Exercise goal
All of the lines below are to be printed again exactly; images are excluded from the output.

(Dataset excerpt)
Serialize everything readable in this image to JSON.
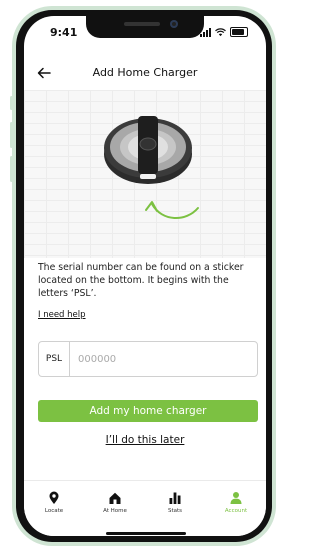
{
  "status_bar": {
    "time": "9:41"
  },
  "header": {
    "title": "Add Home Charger"
  },
  "description": "The serial number can be found on a sticker located on the bottom. It begins with the letters ‘PSL’.",
  "help_link": "I need help",
  "serial": {
    "prefix": "PSL",
    "placeholder": "000000",
    "value": ""
  },
  "primary_button": "Add my home charger",
  "secondary_link": "I’ll do this later",
  "tabs": [
    {
      "label": "Locate",
      "icon": "location-pin-icon"
    },
    {
      "label": "At Home",
      "icon": "home-icon"
    },
    {
      "label": "Stats",
      "icon": "bar-chart-icon"
    },
    {
      "label": "Account",
      "icon": "person-icon",
      "active": true
    }
  ],
  "colors": {
    "accent": "#7cc142",
    "text": "#111111",
    "phone_frame": "#cfe4d3"
  }
}
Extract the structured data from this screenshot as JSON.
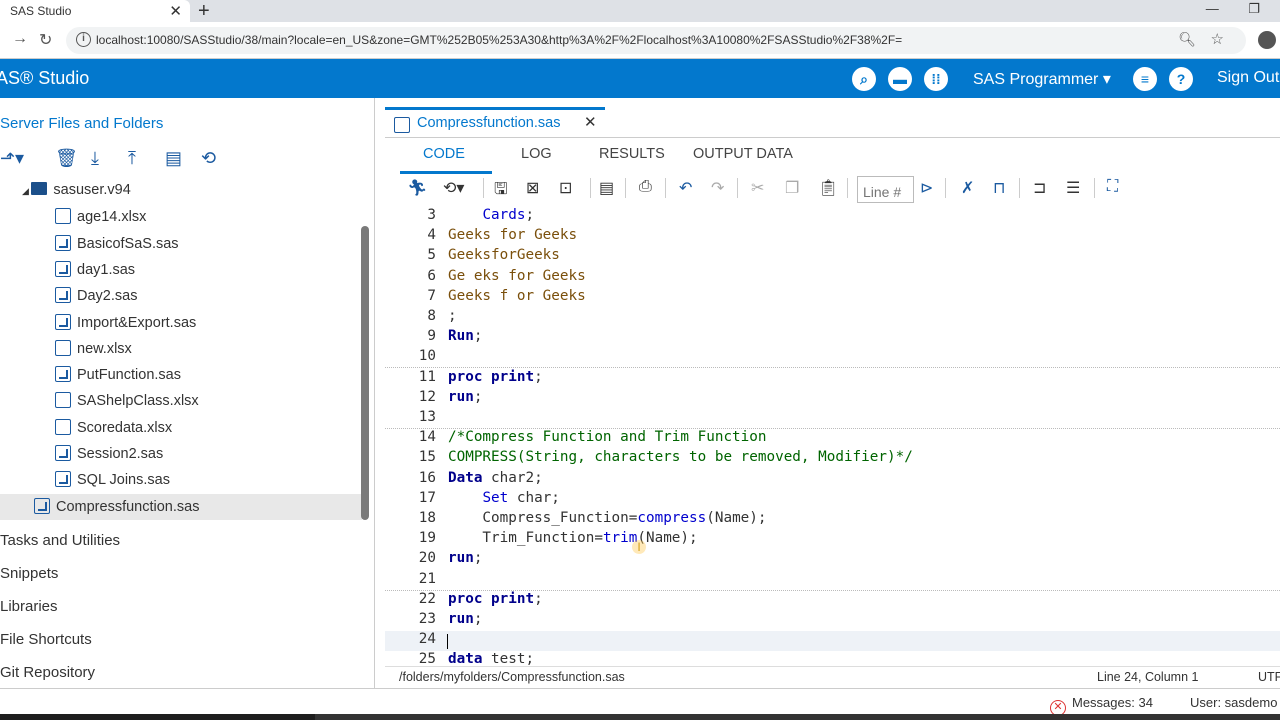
{
  "browser": {
    "tab_title": "SAS Studio",
    "tab_close": "✕",
    "new_tab": "+",
    "url": "localhost:10080/SASStudio/38/main?locale=en_US&zone=GMT%252B05%253A30&http%3A%2F%2Flocalhost%3A10080%2FSASStudio%2F38%2F=",
    "window_minimize": "—",
    "window_restore": "❐"
  },
  "app": {
    "title": "AS® Studio",
    "perspective": "SAS Programmer ▾",
    "sign_out": "Sign Out",
    "brand_color": "#0378cd"
  },
  "left_panel": {
    "title": "Server Files and Folders",
    "tree": [
      {
        "label": "sasuser.v94",
        "type": "folder",
        "icon": "folder-icon"
      },
      {
        "label": "age14.xlsx",
        "type": "xlsx",
        "icon": "excel-file-icon"
      },
      {
        "label": "BasicofSaS.sas",
        "type": "sas",
        "icon": "sas-program-icon"
      },
      {
        "label": "day1.sas",
        "type": "sas",
        "icon": "sas-program-icon"
      },
      {
        "label": "Day2.sas",
        "type": "sas",
        "icon": "sas-program-icon"
      },
      {
        "label": "Import&Export.sas",
        "type": "sas",
        "icon": "sas-program-icon"
      },
      {
        "label": "new.xlsx",
        "type": "xlsx",
        "icon": "excel-file-icon"
      },
      {
        "label": "PutFunction.sas",
        "type": "sas",
        "icon": "sas-program-icon"
      },
      {
        "label": "SAShelpClass.xlsx",
        "type": "xlsx",
        "icon": "excel-file-icon"
      },
      {
        "label": "Scoredata.xlsx",
        "type": "xlsx",
        "icon": "excel-file-icon"
      },
      {
        "label": "Session2.sas",
        "type": "sas",
        "icon": "sas-program-icon"
      },
      {
        "label": "SQL Joins.sas",
        "type": "sas",
        "icon": "sas-program-icon"
      },
      {
        "label": "Compressfunction.sas",
        "type": "sas",
        "icon": "sas-program-icon"
      }
    ],
    "sections": [
      "Tasks and Utilities",
      "Snippets",
      "Libraries",
      "File Shortcuts",
      "Git Repository"
    ]
  },
  "editor": {
    "tab_label": "Compressfunction.sas",
    "subtabs": [
      "CODE",
      "LOG",
      "RESULTS",
      "OUTPUT DATA"
    ],
    "line_placeholder": "Line #",
    "code_lines": [
      {
        "n": "3",
        "text": "    Cards;"
      },
      {
        "n": "4",
        "text": "Geeks for Geeks"
      },
      {
        "n": "5",
        "text": "GeeksforGeeks"
      },
      {
        "n": "6",
        "text": "Ge eks for Geeks"
      },
      {
        "n": "7",
        "text": "Geeks f or Geeks"
      },
      {
        "n": "8",
        "text": ";"
      },
      {
        "n": "9",
        "text": "Run;"
      },
      {
        "n": "10",
        "text": ""
      },
      {
        "n": "11",
        "text": "proc print;"
      },
      {
        "n": "12",
        "text": "run;"
      },
      {
        "n": "13",
        "text": ""
      },
      {
        "n": "14",
        "text": "/*Compress Function and Trim Function"
      },
      {
        "n": "15",
        "text": "COMPRESS(String, characters to be removed, Modifier)*/"
      },
      {
        "n": "16",
        "text": "Data char2;"
      },
      {
        "n": "17",
        "text": "    Set char;"
      },
      {
        "n": "18",
        "text": "    Compress_Function=compress(Name);"
      },
      {
        "n": "19",
        "text": "    Trim_Function=trim(Name);"
      },
      {
        "n": "20",
        "text": "run;"
      },
      {
        "n": "21",
        "text": ""
      },
      {
        "n": "22",
        "text": "proc print;"
      },
      {
        "n": "23",
        "text": "run;"
      },
      {
        "n": "24",
        "text": ""
      },
      {
        "n": "25",
        "text": "data test;"
      }
    ],
    "status_path": "/folders/myfolders/Compressfunction.sas",
    "status_position": "Line 24, Column 1",
    "status_encoding": "UTF"
  },
  "footer": {
    "messages": "Messages: 34",
    "user": "User: sasdemo"
  }
}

Written solution
Serialize everything readable in this image to JSON.
{
  "status_bar": {
    "time": "9:41"
  },
  "header": {
    "title": "Add Home Charger"
  },
  "description": "The serial number can be found on a sticker located on the bottom. It begins with the letters ‘PSL’.",
  "help_link": "I need help",
  "serial": {
    "prefix": "PSL",
    "placeholder": "000000",
    "value": ""
  },
  "primary_button": "Add my home charger",
  "secondary_link": "I’ll do this later",
  "tabs": [
    {
      "label": "Locate",
      "icon": "location-pin-icon"
    },
    {
      "label": "At Home",
      "icon": "home-icon"
    },
    {
      "label": "Stats",
      "icon": "bar-chart-icon"
    },
    {
      "label": "Account",
      "icon": "person-icon",
      "active": true
    }
  ],
  "colors": {
    "accent": "#7cc142",
    "text": "#111111",
    "phone_frame": "#cfe4d3"
  }
}
Extract the structured data from this screenshot as JSON.
{
  "browser": {
    "tab_title": "SAS Studio",
    "tab_close": "✕",
    "new_tab": "+",
    "url": "localhost:10080/SASStudio/38/main?locale=en_US&zone=GMT%252B05%253A30&http%3A%2F%2Flocalhost%3A10080%2FSASStudio%2F38%2F=",
    "window_minimize": "—",
    "window_restore": "❐"
  },
  "app": {
    "title": "AS® Studio",
    "perspective": "SAS Programmer ▾",
    "sign_out": "Sign Out",
    "brand_color": "#0378cd"
  },
  "left_panel": {
    "title": "Server Files and Folders",
    "tree": [
      {
        "label": "sasuser.v94",
        "type": "folder",
        "icon": "folder-icon"
      },
      {
        "label": "age14.xlsx",
        "type": "xlsx",
        "icon": "excel-file-icon"
      },
      {
        "label": "BasicofSaS.sas",
        "type": "sas",
        "icon": "sas-program-icon"
      },
      {
        "label": "day1.sas",
        "type": "sas",
        "icon": "sas-program-icon"
      },
      {
        "label": "Day2.sas",
        "type": "sas",
        "icon": "sas-program-icon"
      },
      {
        "label": "Import&Export.sas",
        "type": "sas",
        "icon": "sas-program-icon"
      },
      {
        "label": "new.xlsx",
        "type": "xlsx",
        "icon": "excel-file-icon"
      },
      {
        "label": "PutFunction.sas",
        "type": "sas",
        "icon": "sas-program-icon"
      },
      {
        "label": "SAShelpClass.xlsx",
        "type": "xlsx",
        "icon": "excel-file-icon"
      },
      {
        "label": "Scoredata.xlsx",
        "type": "xlsx",
        "icon": "excel-file-icon"
      },
      {
        "label": "Session2.sas",
        "type": "sas",
        "icon": "sas-program-icon"
      },
      {
        "label": "SQL Joins.sas",
        "type": "sas",
        "icon": "sas-program-icon"
      },
      {
        "label": "Compressfunction.sas",
        "type": "sas",
        "icon": "sas-program-icon"
      }
    ],
    "sections": [
      "Tasks and Utilities",
      "Snippets",
      "Libraries",
      "File Shortcuts",
      "Git Repository"
    ]
  },
  "editor": {
    "tab_label": "Compressfunction.sas",
    "subtabs": [
      "CODE",
      "LOG",
      "RESULTS",
      "OUTPUT DATA"
    ],
    "line_placeholder": "Line #",
    "code_lines": [
      {
        "n": "3",
        "text": "    Cards;"
      },
      {
        "n": "4",
        "text": "Geeks for Geeks"
      },
      {
        "n": "5",
        "text": "GeeksforGeeks"
      },
      {
        "n": "6",
        "text": "Ge eks for Geeks"
      },
      {
        "n": "7",
        "text": "Geeks f or Geeks"
      },
      {
        "n": "8",
        "text": ";"
      },
      {
        "n": "9",
        "text": "Run;"
      },
      {
        "n": "10",
        "text": ""
      },
      {
        "n": "11",
        "text": "proc print;"
      },
      {
        "n": "12",
        "text": "run;"
      },
      {
        "n": "13",
        "text": ""
      },
      {
        "n": "14",
        "text": "/*Compress Function and Trim Function"
      },
      {
        "n": "15",
        "text": "COMPRESS(String, characters to be removed, Modifier)*/"
      },
      {
        "n": "16",
        "text": "Data char2;"
      },
      {
        "n": "17",
        "text": "    Set char;"
      },
      {
        "n": "18",
        "text": "    Compress_Function=compress(Name);"
      },
      {
        "n": "19",
        "text": "    Trim_Function=trim(Name);"
      },
      {
        "n": "20",
        "text": "run;"
      },
      {
        "n": "21",
        "text": ""
      },
      {
        "n": "22",
        "text": "proc print;"
      },
      {
        "n": "23",
        "text": "run;"
      },
      {
        "n": "24",
        "text": ""
      },
      {
        "n": "25",
        "text": "data test;"
      }
    ],
    "status_path": "/folders/myfolders/Compressfunction.sas",
    "status_position": "Line 24, Column 1",
    "status_encoding": "UTF"
  },
  "footer": {
    "messages": "Messages: 34",
    "user": "User: sasdemo"
  }
}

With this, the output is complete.